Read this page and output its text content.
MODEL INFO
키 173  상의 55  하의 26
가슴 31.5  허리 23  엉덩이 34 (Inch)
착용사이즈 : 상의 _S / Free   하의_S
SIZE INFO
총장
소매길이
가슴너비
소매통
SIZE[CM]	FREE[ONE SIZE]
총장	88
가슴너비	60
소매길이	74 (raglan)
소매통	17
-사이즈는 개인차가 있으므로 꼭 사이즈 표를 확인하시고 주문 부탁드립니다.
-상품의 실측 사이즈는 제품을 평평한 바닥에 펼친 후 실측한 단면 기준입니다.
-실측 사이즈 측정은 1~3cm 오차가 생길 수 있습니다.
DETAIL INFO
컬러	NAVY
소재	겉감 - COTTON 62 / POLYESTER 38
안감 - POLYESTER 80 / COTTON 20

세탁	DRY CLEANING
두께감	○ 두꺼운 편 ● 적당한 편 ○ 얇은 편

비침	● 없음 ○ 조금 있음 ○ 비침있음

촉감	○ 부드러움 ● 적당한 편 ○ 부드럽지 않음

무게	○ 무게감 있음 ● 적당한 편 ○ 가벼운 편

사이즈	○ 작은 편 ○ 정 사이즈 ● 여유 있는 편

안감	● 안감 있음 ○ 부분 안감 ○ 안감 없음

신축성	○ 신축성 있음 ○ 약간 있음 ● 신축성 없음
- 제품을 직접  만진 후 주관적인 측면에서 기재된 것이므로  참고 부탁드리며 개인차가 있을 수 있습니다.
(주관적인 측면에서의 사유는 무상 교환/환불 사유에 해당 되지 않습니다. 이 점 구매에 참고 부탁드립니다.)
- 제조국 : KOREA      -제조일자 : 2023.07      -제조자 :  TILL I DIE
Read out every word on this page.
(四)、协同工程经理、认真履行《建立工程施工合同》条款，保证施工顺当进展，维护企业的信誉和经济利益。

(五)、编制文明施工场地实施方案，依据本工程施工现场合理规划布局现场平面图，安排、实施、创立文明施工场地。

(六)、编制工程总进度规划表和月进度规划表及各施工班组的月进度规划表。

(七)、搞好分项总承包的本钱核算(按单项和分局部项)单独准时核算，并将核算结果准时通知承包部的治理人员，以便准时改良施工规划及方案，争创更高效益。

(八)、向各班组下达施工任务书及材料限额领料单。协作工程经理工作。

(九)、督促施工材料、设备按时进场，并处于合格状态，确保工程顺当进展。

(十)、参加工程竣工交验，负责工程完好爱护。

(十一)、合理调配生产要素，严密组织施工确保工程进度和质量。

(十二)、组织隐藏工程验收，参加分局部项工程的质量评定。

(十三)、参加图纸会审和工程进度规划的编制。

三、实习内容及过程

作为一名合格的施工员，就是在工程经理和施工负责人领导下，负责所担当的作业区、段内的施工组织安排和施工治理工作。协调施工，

The exercise:
Nothing in the data may differ; print all of it exactly as written.

Finished exercise:
Read this page and output its text content.
MODEL INFO
키 173  상의 55  하의 26
가슴 31.5  허리 23  엉덩이 34 (Inch)
착용사이즈 : 상의 _S / Free   하의_S
SIZE INFO
총장
소매길이
가슴너비
소매통
SIZE[CM]	FREE[ONE SIZE]
총장	88
가슴너비	60
소매길이	74 (raglan)
소매통	17
-사이즈는 개인차가 있으므로 꼭 사이즈 표를 확인하시고 주문 부탁드립니다.
-상품의 실측 사이즈는 제품을 평평한 바닥에 펼친 후 실측한 단면 기준입니다.
-실측 사이즈 측정은 1~3cm 오차가 생길 수 있습니다.
DETAIL INFO
컬러	NAVY
소재	겉감 - COTTON 62 / POLYESTER 38
안감 - POLYESTER 80 / COTTON 20

세탁	DRY CLEANING
두께감	○ 두꺼운 편 ● 적당한 편 ○ 얇은 편

비침	● 없음 ○ 조금 있음 ○ 비침있음

촉감	○ 부드러움 ● 적당한 편 ○ 부드럽지 않음

무게	○ 무게감 있음 ● 적당한 편 ○ 가벼운 편

사이즈	○ 작은 편 ○ 정 사이즈 ● 여유 있는 편

안감	● 안감 있음 ○ 부분 안감 ○ 안감 없음

신축성	○ 신축성 있음 ○ 약간 있음 ● 신축성 없음
- 제품을 직접  만진 후 주관적인 측면에서 기재된 것이므로  참고 부탁드리며 개인차가 있을 수 있습니다.
(주관적인 측면에서의 사유는 무상 교환/환불 사유에 해당 되지 않습니다. 이 점 구매에 참고 부탁드립니다.)
- 제조국 : KOREA      -제조일자 : 2023.07      -제조자 :  TILL I DIE
Read out every word on this page.
(四)、协同工程经理、认真履行《建立工程施工合同》条款，保证施工顺当进展，维护企业的信誉和经济利益。

(五)、编制文明施工场地实施方案，依据本工程施工现场合理规划布局现场平面图，安排、实施、创立文明施工场地。

(六)、编制工程总进度规划表和月进度规划表及各施工班组的月进度规划表。

(七)、搞好分项总承包的本钱核算(按单项和分局部项)单独准时核算，并将核算结果准时通知承包部的治理人员，以便准时改良施工规划及方案，争创更高效益。

(八)、向各班组下达施工任务书及材料限额领料单。协作工程经理工作。

(九)、督促施工材料、设备按时进场，并处于合格状态，确保工程顺当进展。

(十)、参加工程竣工交验，负责工程完好爱护。

(十一)、合理调配生产要素，严密组织施工确保工程进度和质量。

(十二)、组织隐藏工程验收，参加分局部项工程的质量评定。

(十三)、参加图纸会审和工程进度规划的编制。

三、实习内容及过程

作为一名合格的施工员，就是在工程经理和施工负责人领导下，负责所担当的作业区、段内的施工组织安排和施工治理工作。协调施工，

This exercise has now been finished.